=== EXERCISE DETAILS ===
Rewrite the passage of the J.B. Hunt transload article that opens with the words containing "LOWELL, Ark. —" and closes with "into the U.S.", replacing "transload facilities" with "transfer terminals".

=== READING TEXT ===
-- START --
LOWELL, Ark. — J.B. Hunt Transport Services will open new transload facilities to transfer cargo between international and domestic 53-foot containers in Seattle and Laredo, Texas, giving it facilities at four of the nation’s largest ocean ports as well as the largest land port of entry into the U.S.
“The complexities of international shipping continue to impact how our customers bring freight into the domestic supply chain,” Darren Field, president of intermodal and executive vice president at J.B. Hunt, said in a press release. “By growing the reach of our transload service and managing the drayage and loading processes for our customers, we can provide new levels of process oversight and visibility into their freight activity, particularly the critical first-mile segment.”
The Laredo facility recently began operations, and the facility in Tacoma, Wash., serving freight arriving in both Tacoma and Seattle, is expected to open in November. It will complement a container-only service launched with BNSF in August between its Tacoma South facility and Chicago [see “BNSF and J.B. Hunt to launch service …,” Trains News Wire, July 27, 2022] The Laredo facility helps address the need for transloading that is often required for freight entering and exiting the U.S. because of regulations, carrier and driver availability, and domestic capacity demand, J.B. Hunt says.
-- END --
=== PROVIDED MATERIAL ===
-- START --
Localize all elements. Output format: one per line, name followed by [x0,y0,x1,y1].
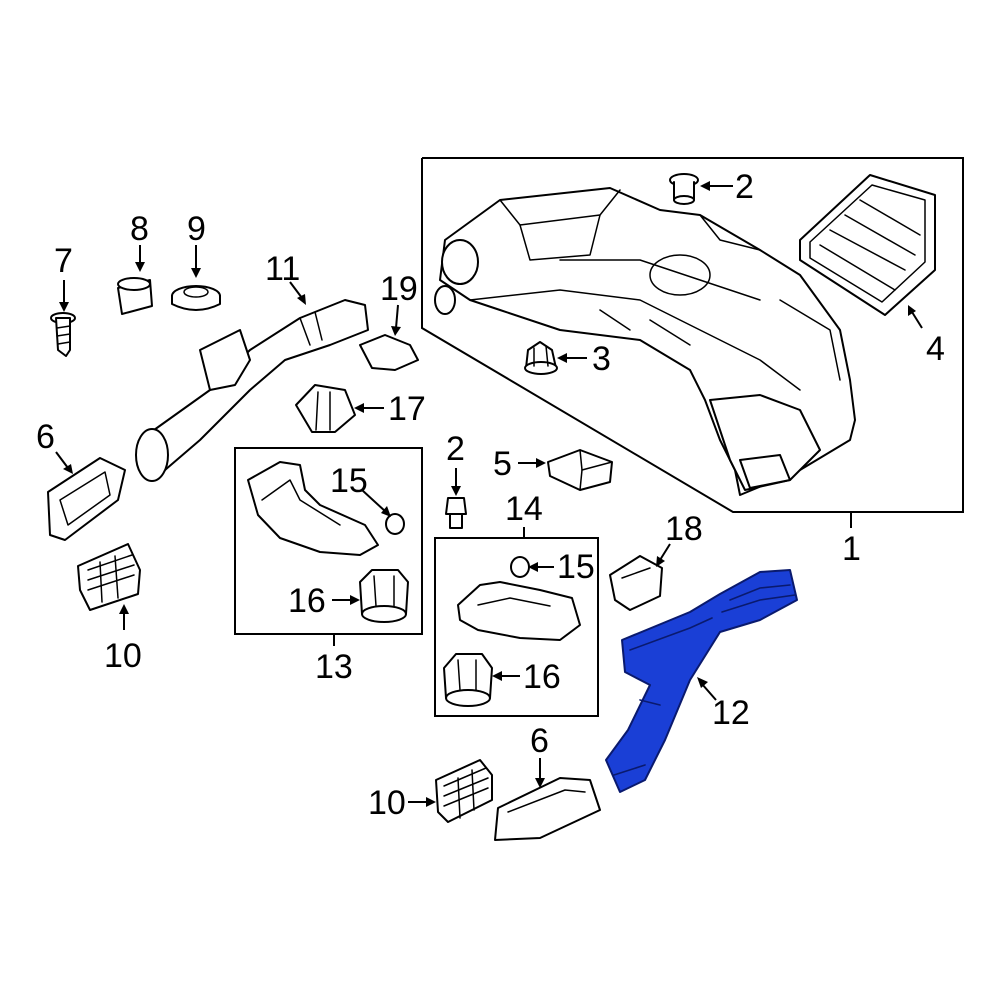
-- END --
=== SOLUTION FOR THIS TASK ===
LOWELL, Ark. — J.B. Hunt Transport Services will open new transfer terminals to transfer cargo between international and domestic 53-foot containers in Seattle and Laredo, Texas, giving it facilities at four of the nation’s largest ocean ports as well as the largest land port of entry into the U.S.